**TO BE DONE**
Present the following entries again, word for word and in full.

**DATA FOR THIS TASK**
————

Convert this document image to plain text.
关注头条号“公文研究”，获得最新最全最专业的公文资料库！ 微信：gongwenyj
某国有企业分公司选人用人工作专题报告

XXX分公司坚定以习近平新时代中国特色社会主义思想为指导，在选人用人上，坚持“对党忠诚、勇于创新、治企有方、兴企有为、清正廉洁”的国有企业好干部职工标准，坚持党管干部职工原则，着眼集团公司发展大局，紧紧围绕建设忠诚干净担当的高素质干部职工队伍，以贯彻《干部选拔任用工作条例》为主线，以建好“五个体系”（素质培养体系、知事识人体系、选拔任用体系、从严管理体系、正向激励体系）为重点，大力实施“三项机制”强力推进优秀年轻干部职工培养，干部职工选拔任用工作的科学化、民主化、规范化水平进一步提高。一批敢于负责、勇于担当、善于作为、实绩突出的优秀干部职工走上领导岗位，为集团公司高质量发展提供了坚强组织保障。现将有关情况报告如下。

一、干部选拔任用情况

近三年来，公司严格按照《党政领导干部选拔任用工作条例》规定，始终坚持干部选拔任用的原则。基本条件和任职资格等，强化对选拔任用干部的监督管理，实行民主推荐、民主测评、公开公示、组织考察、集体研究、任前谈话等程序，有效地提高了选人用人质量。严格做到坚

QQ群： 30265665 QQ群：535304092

————

**TASK OUTPUT**
Convert this document image to plain text.
关注头条号“公文研究”，获得最新最全最专业的公文资料库！ 微信：gongwenyj
某国有企业分公司选人用人工作专题报告

XXX分公司坚定以习近平新时代中国特色社会主义思想为指导，在选人用人上，坚持“对党忠诚、勇于创新、治企有方、兴企有为、清正廉洁”的国有企业好干部职工标准，坚持党管干部职工原则，着眼集团公司发展大局，紧紧围绕建设忠诚干净担当的高素质干部职工队伍，以贯彻《干部选拔任用工作条例》为主线，以建好“五个体系”（素质培养体系、知事识人体系、选拔任用体系、从严管理体系、正向激励体系）为重点，大力实施“三项机制”强力推进优秀年轻干部职工培养，干部职工选拔任用工作的科学化、民主化、规范化水平进一步提高。一批敢于负责、勇于担当、善于作为、实绩突出的优秀干部职工走上领导岗位，为集团公司高质量发展提供了坚强组织保障。现将有关情况报告如下。

一、干部选拔任用情况

近三年来，公司严格按照《党政领导干部选拔任用工作条例》规定，始终坚持干部选拔任用的原则。基本条件和任职资格等，强化对选拔任用干部的监督管理，实行民主推荐、民主测评、公开公示、组织考察、集体研究、任前谈话等程序，有效地提高了选人用人质量。严格做到坚

QQ群： 30265665 QQ群：535304092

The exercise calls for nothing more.